WHAT YOU SHOULD DO: Please change "bounding box" to "enclosing rectangle" throughout the records below and write them out again with everything else left as it is.

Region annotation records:
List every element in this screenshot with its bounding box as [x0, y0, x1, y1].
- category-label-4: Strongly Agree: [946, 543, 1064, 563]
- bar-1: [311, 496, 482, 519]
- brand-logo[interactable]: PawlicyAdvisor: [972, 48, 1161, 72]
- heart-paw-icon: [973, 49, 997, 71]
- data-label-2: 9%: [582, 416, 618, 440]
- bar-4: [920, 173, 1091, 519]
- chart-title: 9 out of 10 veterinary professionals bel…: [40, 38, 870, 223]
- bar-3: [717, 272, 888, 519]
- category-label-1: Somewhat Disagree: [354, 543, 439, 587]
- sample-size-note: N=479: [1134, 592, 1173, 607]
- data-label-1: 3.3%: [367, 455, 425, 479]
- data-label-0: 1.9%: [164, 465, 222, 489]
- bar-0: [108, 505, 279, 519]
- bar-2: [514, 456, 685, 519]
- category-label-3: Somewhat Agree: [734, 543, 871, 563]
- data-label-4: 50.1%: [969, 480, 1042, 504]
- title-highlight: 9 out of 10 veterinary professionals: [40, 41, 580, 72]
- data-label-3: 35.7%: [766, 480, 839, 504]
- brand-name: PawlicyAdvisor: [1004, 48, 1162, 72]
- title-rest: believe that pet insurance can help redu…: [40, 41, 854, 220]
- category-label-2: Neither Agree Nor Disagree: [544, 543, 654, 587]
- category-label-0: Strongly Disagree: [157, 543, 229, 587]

EXERCISE SOLUTION:
List every element in this screenshot with its enclosing rectangle as [x0, y0, x1, y1].
- category-label-4: Strongly Agree: [946, 543, 1064, 563]
- bar-1: [311, 496, 482, 519]
- brand-logo[interactable]: PawlicyAdvisor: [972, 48, 1161, 72]
- heart-paw-icon: [973, 49, 997, 71]
- data-label-2: 9%: [582, 416, 618, 440]
- bar-4: [920, 173, 1091, 519]
- chart-title: 9 out of 10 veterinary professionals bel…: [40, 38, 870, 223]
- bar-3: [717, 272, 888, 519]
- category-label-1: Somewhat Disagree: [354, 543, 439, 587]
- sample-size-note: N=479: [1134, 592, 1173, 607]
- data-label-1: 3.3%: [367, 455, 425, 479]
- data-label-0: 1.9%: [164, 465, 222, 489]
- bar-0: [108, 505, 279, 519]
- bar-2: [514, 456, 685, 519]
- category-label-3: Somewhat Agree: [734, 543, 871, 563]
- data-label-4: 50.1%: [969, 480, 1042, 504]
- title-highlight: 9 out of 10 veterinary professionals: [40, 41, 580, 72]
- data-label-3: 35.7%: [766, 480, 839, 504]
- brand-name: PawlicyAdvisor: [1004, 48, 1162, 72]
- title-rest: believe that pet insurance can help redu…: [40, 41, 854, 220]
- category-label-2: Neither Agree Nor Disagree: [544, 543, 654, 587]
- category-label-0: Strongly Disagree: [157, 543, 229, 587]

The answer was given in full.